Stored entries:
◆ ◆ ◆ ◆ ◆ ◆ ◆
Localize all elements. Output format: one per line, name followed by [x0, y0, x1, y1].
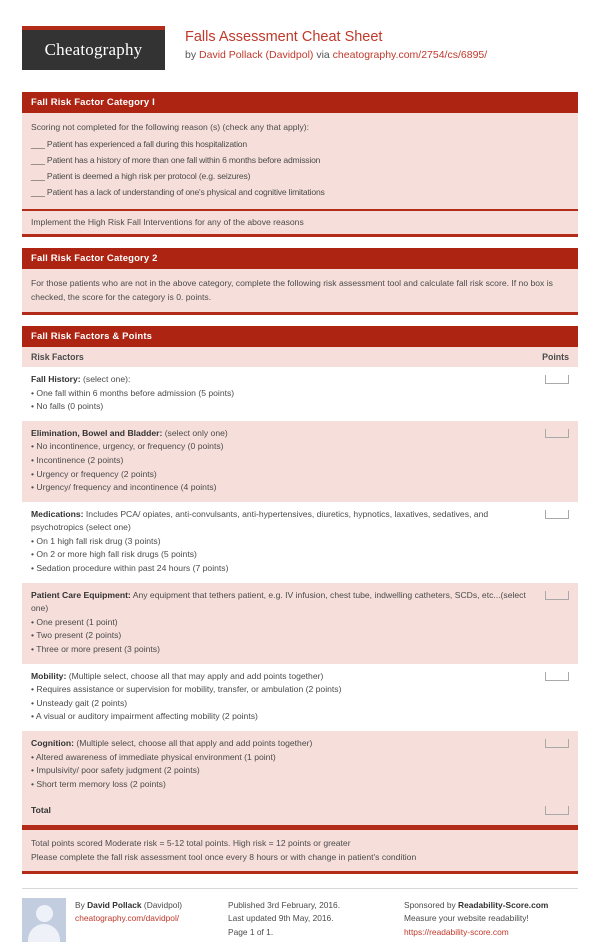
page-title: Falls Assessment Cheat Sheet	[185, 29, 383, 45]
points-input-box[interactable]	[545, 510, 569, 519]
table-row	[22, 664, 578, 731]
category-1-item[interactable]: ___ Patient has a lack of understanding of one's physical and cognitive limitations	[31, 187, 325, 198]
category-1-item[interactable]: ___ Patient has experienced a fall during this hospitalization	[31, 138, 247, 149]
table-row	[22, 731, 578, 798]
panel-category-1	[22, 92, 578, 237]
row-qualifier: (Multiple select, choose all that apply and add points together)	[73, 738, 313, 748]
byline-source-link[interactable]: cheatography.com/2754/cs/6895/	[332, 49, 488, 61]
panel-fall-risk-factors	[22, 326, 578, 874]
avatar-head-shape	[36, 905, 53, 922]
avatar	[22, 898, 66, 942]
row-bullet: • Two present (2 points)	[31, 630, 122, 641]
points-cell	[535, 670, 569, 681]
row-content	[31, 427, 535, 495]
row-title	[31, 737, 527, 751]
total-label: Total	[31, 805, 51, 816]
byline	[185, 48, 487, 62]
row-bullet: • Short term memory loss (2 points)	[31, 778, 166, 789]
table-row-total	[22, 798, 578, 828]
footer-sponsor-column	[404, 888, 578, 942]
points-cell	[535, 508, 569, 519]
row-bullet: • No incontinence, urgency, or frequency (0 points)	[31, 441, 224, 452]
byline-author[interactable]: David Pollack (Davidpol)	[199, 49, 314, 61]
row-qualifier: Any equipment that tethers patient, e.g. IV infusion, chest tube, indwelling catheters, SCDs, etc...(select one)	[31, 589, 526, 614]
row-title	[31, 589, 527, 616]
points-input-box[interactable]	[545, 375, 569, 384]
sponsor-tagline: Measure your website readability!	[404, 913, 529, 924]
sponsor-line	[404, 899, 578, 912]
points-input-box[interactable]	[545, 739, 569, 748]
avatar-body-shape	[28, 924, 60, 942]
column-header-risk-factors: Risk Factors	[31, 351, 84, 362]
total-points-input-box[interactable]	[545, 806, 569, 815]
sponsor-meta	[404, 898, 578, 939]
column-header-points: Points	[542, 351, 569, 362]
points-cell	[535, 427, 569, 438]
row-content	[31, 670, 535, 724]
category-1-intro: Scoring not completed for the following reason (s) (check any that apply):	[31, 122, 310, 133]
table-row	[22, 367, 578, 421]
points-cell	[535, 373, 569, 384]
points-input-box[interactable]	[545, 591, 569, 600]
author-line	[75, 899, 182, 912]
row-qualifier: (select one):	[80, 373, 131, 384]
sponsor-name[interactable]: Readability-Score.com	[458, 899, 549, 910]
points-input-box[interactable]	[545, 672, 569, 681]
row-bullet: • Unsteady gait (2 points)	[31, 697, 128, 708]
row-bullet: • Three or more present (3 points)	[31, 644, 160, 655]
scoring-note-line: Please complete the fall risk assessment tool once every 8 hours or with change in patient's condition	[31, 851, 417, 862]
row-content	[31, 737, 535, 791]
table-row	[22, 502, 578, 583]
row-bullet: • One present (1 point)	[31, 616, 118, 627]
author-handle: (Davidpol)	[141, 899, 183, 910]
sponsor-link[interactable]: https://readability-score.com	[404, 926, 509, 937]
category-1-footer-note: Implement the High Risk Fall Interventions for any of the above reasons	[22, 209, 578, 234]
row-content	[31, 373, 535, 414]
table-row	[22, 583, 578, 664]
author-prefix: By	[75, 899, 88, 910]
row-title	[31, 373, 527, 387]
published-date: Published 3rd February, 2016.	[228, 899, 341, 910]
page-footer	[22, 888, 578, 942]
row-title-label: Elimination, Bowel and Bladder:	[31, 427, 163, 438]
header-titles	[185, 26, 487, 62]
scoring-notes	[22, 828, 578, 874]
author-meta	[75, 898, 182, 942]
sponsor-prefix: Sponsored by	[404, 899, 459, 910]
row-bullet: • A visual or auditory impairment affecting mobility (2 points)	[31, 711, 258, 722]
row-title-label: Medications:	[31, 508, 84, 519]
page-number: Page 1 of 1.	[228, 926, 274, 937]
row-title-label: Fall History:	[31, 373, 81, 384]
points-cell	[535, 589, 569, 600]
byline-via: via	[313, 49, 333, 61]
row-qualifier: (Multiple select, choose all that may apply and add points together)	[66, 670, 324, 681]
row-title	[31, 508, 527, 535]
points-input-box[interactable]	[545, 429, 569, 438]
panel-category-2	[22, 248, 578, 315]
row-bullet: • One fall within 6 months before admission (5 points)	[31, 387, 235, 398]
row-title-label: Cognition:	[31, 738, 74, 748]
cheatography-logo[interactable]	[22, 26, 165, 70]
author-profile-link[interactable]: cheatography.com/davidpol/	[75, 913, 180, 924]
dates-meta	[228, 898, 390, 939]
row-content	[31, 508, 535, 576]
updated-date: Last updated 9th May, 2016.	[228, 913, 334, 924]
points-cell	[535, 804, 569, 815]
scoring-note-line: Total points scored Moderate risk = 5-12 total points. High risk = 12 points or greater	[31, 837, 351, 848]
category-2-paragraph: For those patients who are not in the above category, complete the following risk assessment tool and calculate fall risk score. If no box is checked, the score for the category is 0. points.	[22, 269, 578, 312]
row-qualifier: Includes PCA/ opiates, anti-convulsants, anti-hypertensives, diuretics, hypnotics, laxatives, sedatives, and psychotropics (select one)	[31, 508, 489, 533]
row-bullet: • Sedation procedure within past 24 hours (7 points)	[31, 563, 229, 574]
row-bullet: • Incontinence (2 points)	[31, 454, 124, 465]
panel-factors-heading: Fall Risk Factors & Points	[22, 326, 578, 347]
row-bullet: • Urgency/ frequency and incontinence (4 points)	[31, 482, 217, 493]
row-bullet: • Altered awareness of immediate physical environment (1 point)	[31, 751, 276, 762]
author-name: David Pollack	[87, 899, 142, 910]
row-bullet: • On 1 high fall risk drug (3 points)	[31, 535, 161, 546]
byline-prefix: by	[185, 49, 200, 61]
panel-category-1-body	[22, 113, 578, 209]
row-bullet: • No falls (0 points)	[31, 401, 104, 412]
page-header	[22, 26, 578, 74]
row-bullet: • Requires assistance or supervision for mobility, transfer, or ambulation (2 points)	[31, 684, 342, 695]
row-bullet: • On 2 or more high fall risk drugs (5 points)	[31, 549, 197, 560]
category-1-item[interactable]: ___ Patient is deemed a high risk per protocol (e.g. seizures)	[31, 170, 251, 181]
row-content	[31, 589, 535, 657]
table-row	[22, 421, 578, 502]
row-title	[31, 670, 527, 684]
points-cell	[535, 737, 569, 748]
row-title	[31, 427, 527, 441]
category-1-item[interactable]: ___ Patient has a history of more than one fall within 6 months before admission	[31, 154, 321, 165]
row-qualifier: (select only one)	[162, 427, 228, 438]
logo-text: Cheatography	[44, 40, 143, 59]
footer-author-column	[22, 888, 228, 942]
footer-dates-column	[228, 888, 404, 942]
row-bullet: • Urgency or frequency (2 points)	[31, 468, 157, 479]
panel-category-1-heading: Fall Risk Factor Category I	[22, 92, 578, 113]
row-title-label: Mobility:	[31, 670, 67, 681]
row-bullet: • Impulsivity/ poor safety judgment (2 points)	[31, 765, 200, 776]
row-title-label: Patient Care Equipment:	[31, 589, 131, 600]
factors-column-header	[22, 347, 578, 367]
panel-category-2-heading: Fall Risk Factor Category 2	[22, 248, 578, 269]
◆ ◆ ◆ ◆ ◆ ◆ ◆
__WORK TO BE COMPLETED__
A single number is expected: how many lines in the records contain the string "name".

__RESPONSE TO THE EXERCISE__
3